[START DATA PROVIDED]

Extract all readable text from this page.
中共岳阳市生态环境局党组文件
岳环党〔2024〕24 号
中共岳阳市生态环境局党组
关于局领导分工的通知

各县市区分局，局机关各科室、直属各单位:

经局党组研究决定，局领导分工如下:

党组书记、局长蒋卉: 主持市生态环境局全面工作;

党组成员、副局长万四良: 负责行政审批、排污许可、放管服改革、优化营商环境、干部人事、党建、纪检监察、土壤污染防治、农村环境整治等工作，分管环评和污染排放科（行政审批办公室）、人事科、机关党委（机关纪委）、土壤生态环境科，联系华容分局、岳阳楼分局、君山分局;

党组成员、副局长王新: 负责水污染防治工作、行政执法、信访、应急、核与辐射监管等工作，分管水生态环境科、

[END DATA PROVIDED]

Read the entries and pick out all lines that include the word "党组成员".

• WRITTEN RESPONSE:
党组成员、副局长万四良: 负责行政审批、排污许可、放管服改革、优化营商环境、干部人事、党建、纪检监察、土壤污染防治、农村环境整治等工作，分管环评和污染排放科（行政审批办公室）、人事科、机关党委（机关纪委）、土壤生态环境科，联系华容分局、岳阳楼分局、君山分局;
党组成员、副局长王新: 负责水污染防治工作、行政执法、信访、应急、核与辐射监管等工作，分管水生态环境科、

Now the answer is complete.